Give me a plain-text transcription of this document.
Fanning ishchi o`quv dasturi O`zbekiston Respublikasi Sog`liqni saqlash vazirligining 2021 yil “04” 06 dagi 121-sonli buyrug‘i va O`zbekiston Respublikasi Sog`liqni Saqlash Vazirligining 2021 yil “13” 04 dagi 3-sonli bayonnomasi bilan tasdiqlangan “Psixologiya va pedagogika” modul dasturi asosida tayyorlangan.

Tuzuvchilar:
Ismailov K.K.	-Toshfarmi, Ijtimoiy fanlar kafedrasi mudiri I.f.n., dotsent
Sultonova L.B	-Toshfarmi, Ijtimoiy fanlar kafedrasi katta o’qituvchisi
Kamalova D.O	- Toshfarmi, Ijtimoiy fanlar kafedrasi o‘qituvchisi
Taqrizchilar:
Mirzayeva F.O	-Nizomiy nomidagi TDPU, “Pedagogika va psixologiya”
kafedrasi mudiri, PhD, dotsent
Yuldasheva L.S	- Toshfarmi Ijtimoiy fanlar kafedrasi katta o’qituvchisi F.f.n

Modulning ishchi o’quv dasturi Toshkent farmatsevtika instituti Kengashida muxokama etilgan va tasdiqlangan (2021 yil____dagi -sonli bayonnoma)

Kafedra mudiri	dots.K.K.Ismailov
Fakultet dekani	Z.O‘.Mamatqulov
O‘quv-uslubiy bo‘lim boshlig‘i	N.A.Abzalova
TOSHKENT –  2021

■ ■ ■ ■

▶ [Directive]: Write all of the records out again exactly.

▶ [Full response]:
Give me a plain-text transcription of this document.
Fanning ishchi o`quv dasturi O`zbekiston Respublikasi Sog`liqni saqlash vazirligining 2021 yil “04” 06 dagi 121-sonli buyrug‘i va O`zbekiston Respublikasi Sog`liqni Saqlash Vazirligining 2021 yil “13” 04 dagi 3-sonli bayonnomasi bilan tasdiqlangan “Psixologiya va pedagogika” modul dasturi asosida tayyorlangan.

Tuzuvchilar:
Ismailov K.K.	-Toshfarmi, Ijtimoiy fanlar kafedrasi mudiri I.f.n., dotsent
Sultonova L.B	-Toshfarmi, Ijtimoiy fanlar kafedrasi katta o’qituvchisi
Kamalova D.O	- Toshfarmi, Ijtimoiy fanlar kafedrasi o‘qituvchisi
Taqrizchilar:
Mirzayeva F.O	-Nizomiy nomidagi TDPU, “Pedagogika va psixologiya”
kafedrasi mudiri, PhD, dotsent
Yuldasheva L.S	- Toshfarmi Ijtimoiy fanlar kafedrasi katta o’qituvchisi F.f.n

Modulning ishchi o’quv dasturi Toshkent farmatsevtika instituti Kengashida muxokama etilgan va tasdiqlangan (2021 yil____dagi -sonli bayonnoma)

Kafedra mudiri	dots.K.K.Ismailov
Fakultet dekani	Z.O‘.Mamatqulov
O‘quv-uslubiy bo‘lim boshlig‘i	N.A.Abzalova
TOSHKENT –  2021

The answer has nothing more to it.